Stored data
***
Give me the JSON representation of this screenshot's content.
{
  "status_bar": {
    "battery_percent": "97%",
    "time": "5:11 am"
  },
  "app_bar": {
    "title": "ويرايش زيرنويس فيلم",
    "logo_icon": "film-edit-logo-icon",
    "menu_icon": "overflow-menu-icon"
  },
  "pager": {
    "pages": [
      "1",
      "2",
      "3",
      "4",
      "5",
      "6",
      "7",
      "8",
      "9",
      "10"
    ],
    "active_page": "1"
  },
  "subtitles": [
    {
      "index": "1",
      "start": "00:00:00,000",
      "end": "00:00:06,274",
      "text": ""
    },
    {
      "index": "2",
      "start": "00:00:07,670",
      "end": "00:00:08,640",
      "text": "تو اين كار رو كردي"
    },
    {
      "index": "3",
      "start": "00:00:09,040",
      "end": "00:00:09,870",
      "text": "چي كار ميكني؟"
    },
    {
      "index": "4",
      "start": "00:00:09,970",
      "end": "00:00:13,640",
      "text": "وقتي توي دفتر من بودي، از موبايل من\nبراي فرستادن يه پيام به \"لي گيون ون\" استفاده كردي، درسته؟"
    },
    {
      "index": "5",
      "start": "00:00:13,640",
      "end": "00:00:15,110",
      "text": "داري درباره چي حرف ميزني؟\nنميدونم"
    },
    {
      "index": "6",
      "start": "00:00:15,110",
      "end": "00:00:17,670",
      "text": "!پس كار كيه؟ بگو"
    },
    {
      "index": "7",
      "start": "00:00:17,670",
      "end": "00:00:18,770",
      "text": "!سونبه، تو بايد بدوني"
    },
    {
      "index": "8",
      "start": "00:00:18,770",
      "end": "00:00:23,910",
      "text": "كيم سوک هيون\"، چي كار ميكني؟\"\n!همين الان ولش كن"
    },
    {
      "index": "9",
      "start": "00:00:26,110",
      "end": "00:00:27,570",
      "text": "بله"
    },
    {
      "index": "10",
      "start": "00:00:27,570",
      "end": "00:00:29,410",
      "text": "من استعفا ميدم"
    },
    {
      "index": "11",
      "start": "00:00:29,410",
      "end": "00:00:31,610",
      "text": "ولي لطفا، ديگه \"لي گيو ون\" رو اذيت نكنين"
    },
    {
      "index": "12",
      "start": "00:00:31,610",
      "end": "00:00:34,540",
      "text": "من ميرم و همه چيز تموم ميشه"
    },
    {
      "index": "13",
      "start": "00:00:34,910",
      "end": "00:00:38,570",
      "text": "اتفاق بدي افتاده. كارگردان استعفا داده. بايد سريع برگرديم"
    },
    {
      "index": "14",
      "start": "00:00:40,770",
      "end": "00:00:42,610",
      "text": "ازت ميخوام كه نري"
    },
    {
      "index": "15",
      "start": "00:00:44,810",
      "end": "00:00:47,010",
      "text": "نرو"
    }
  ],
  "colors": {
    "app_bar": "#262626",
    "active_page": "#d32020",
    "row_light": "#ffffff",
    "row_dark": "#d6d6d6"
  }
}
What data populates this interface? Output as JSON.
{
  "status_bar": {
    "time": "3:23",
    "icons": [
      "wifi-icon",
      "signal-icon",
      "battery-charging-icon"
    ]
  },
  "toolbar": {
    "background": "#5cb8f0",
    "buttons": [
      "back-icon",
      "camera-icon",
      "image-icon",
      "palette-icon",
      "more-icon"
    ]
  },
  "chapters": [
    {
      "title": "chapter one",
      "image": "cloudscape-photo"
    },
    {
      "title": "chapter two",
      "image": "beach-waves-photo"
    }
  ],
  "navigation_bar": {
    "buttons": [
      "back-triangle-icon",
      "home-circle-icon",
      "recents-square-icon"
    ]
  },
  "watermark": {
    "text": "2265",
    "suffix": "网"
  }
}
***
## Exercise
Copy each line above where the string "بايد" occurs.

## Answer for this exercise
      "text": "!سونبه، تو بايد بدوني"
      "text": "اتفاق بدي افتاده. كارگردان استعفا داده. بايد سريع برگرديم"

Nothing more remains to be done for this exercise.